- To-do list:
A: Can you reproduce the passage on morality and science word for word, starting at "All of these" and ending at "been false. (401)"?
B: Will you write out the data records verbatim, starting at their first line and ending at the line that contains "data-point <box>370 277 380 287</box>", with both of those lines included?

- Text shown:
++++++++++++++++++++
All of these statements are, by some lights, true. But only the first two are “scientific.” The reason is that each of them could have been false. (401)
The lack of an ultimate objective scientific grounding for morality can be worrisome. It implies that people with whom we have moral disagreements–whether it’s Hitler, the Taliban, or schoolyard bullies who beat up smaller children–aren’t wrong in the same sense that it’s wrong to deny Darwinian evolution or the expansion of the universe. We can’t do an experiment, or point to data, or construct a syllogism, or write a stinging blog post, that would persuade them of why their actions are bad. And if that’s true, why should they ever stop?
| But that’s how the world is. We should recognize that our desire for an objective grounding for morality creates a cognitive bias, and should compensate by being especially skeptical of any claims in that direction. (402)
++++++++++++++++++++
[Data records]
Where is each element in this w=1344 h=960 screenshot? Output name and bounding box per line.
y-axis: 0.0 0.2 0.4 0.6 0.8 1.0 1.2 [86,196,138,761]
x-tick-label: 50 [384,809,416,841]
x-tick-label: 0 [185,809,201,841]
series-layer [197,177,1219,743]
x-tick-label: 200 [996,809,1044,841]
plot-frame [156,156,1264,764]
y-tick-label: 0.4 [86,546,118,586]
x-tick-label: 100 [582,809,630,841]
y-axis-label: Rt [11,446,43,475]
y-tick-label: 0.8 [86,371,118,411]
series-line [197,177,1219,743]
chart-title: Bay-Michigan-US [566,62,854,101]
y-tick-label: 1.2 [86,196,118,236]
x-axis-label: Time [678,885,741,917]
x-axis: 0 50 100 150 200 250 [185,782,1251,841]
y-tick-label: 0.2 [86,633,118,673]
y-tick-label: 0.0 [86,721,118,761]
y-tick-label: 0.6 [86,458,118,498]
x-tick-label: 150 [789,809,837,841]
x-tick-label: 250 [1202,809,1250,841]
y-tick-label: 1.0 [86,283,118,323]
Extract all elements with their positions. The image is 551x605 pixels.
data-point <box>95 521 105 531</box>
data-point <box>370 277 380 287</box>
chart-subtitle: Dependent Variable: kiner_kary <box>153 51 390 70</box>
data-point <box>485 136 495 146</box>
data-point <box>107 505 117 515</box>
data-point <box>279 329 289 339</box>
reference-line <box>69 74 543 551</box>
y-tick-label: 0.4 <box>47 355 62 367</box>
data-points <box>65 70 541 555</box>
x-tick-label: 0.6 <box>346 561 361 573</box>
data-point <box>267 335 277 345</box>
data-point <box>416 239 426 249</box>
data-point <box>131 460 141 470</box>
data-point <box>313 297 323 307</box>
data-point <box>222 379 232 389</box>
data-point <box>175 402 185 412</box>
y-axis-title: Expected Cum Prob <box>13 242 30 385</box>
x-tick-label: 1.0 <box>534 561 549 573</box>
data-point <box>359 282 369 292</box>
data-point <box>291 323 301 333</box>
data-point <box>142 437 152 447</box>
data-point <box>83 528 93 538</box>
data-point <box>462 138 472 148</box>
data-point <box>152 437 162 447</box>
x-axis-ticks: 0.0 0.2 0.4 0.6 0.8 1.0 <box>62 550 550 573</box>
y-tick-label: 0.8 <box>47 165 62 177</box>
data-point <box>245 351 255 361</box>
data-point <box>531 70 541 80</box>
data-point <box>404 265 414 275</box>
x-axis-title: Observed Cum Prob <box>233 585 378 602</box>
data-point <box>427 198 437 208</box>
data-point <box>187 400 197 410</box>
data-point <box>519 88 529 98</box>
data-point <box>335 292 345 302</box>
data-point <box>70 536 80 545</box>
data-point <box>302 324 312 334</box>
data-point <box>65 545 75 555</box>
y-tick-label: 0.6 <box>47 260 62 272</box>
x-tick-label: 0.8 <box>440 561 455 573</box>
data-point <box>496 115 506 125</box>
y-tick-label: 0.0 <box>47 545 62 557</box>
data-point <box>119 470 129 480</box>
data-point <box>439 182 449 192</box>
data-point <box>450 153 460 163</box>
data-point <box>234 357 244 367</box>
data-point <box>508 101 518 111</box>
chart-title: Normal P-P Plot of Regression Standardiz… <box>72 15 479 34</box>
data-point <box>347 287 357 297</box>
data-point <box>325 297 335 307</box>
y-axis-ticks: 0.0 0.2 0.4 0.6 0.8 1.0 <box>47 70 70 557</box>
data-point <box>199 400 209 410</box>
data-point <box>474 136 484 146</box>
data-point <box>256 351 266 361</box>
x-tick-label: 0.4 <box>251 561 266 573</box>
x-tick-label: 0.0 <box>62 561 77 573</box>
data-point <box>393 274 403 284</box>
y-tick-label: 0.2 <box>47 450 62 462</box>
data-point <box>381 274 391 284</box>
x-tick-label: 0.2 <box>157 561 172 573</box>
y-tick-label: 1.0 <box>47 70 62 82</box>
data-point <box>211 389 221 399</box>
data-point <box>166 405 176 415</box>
++++++++++++++++++++
- The responses:
A:
All of these statements are, by some lights, true. But only the first two are “scientific.” The reason is that each of them could have been false. (401)

B:
Where is each element in this w=1344 h=960 screenshot? Output name and bounding box per line.
y-axis: 0.0 0.2 0.4 0.6 0.8 1.0 1.2 [86,196,138,761]
x-tick-label: 50 [384,809,416,841]
x-tick-label: 0 [185,809,201,841]
series-layer [197,177,1219,743]
x-tick-label: 200 [996,809,1044,841]
plot-frame [156,156,1264,764]
y-tick-label: 0.4 [86,546,118,586]
x-tick-label: 100 [582,809,630,841]
y-axis-label: Rt [11,446,43,475]
y-tick-label: 0.8 [86,371,118,411]
series-line [197,177,1219,743]
chart-title: Bay-Michigan-US [566,62,854,101]
y-tick-label: 1.2 [86,196,118,236]
x-axis-label: Time [678,885,741,917]
x-axis: 0 50 100 150 200 250 [185,782,1251,841]
y-tick-label: 0.2 [86,633,118,673]
y-tick-label: 0.0 [86,721,118,761]
y-tick-label: 0.6 [86,458,118,498]
x-tick-label: 150 [789,809,837,841]
x-tick-label: 250 [1202,809,1250,841]
y-tick-label: 1.0 [86,283,118,323]
Extract all elements with their positions. The image is 551x605 pixels.
data-point <box>95 521 105 531</box>
data-point <box>370 277 380 287</box>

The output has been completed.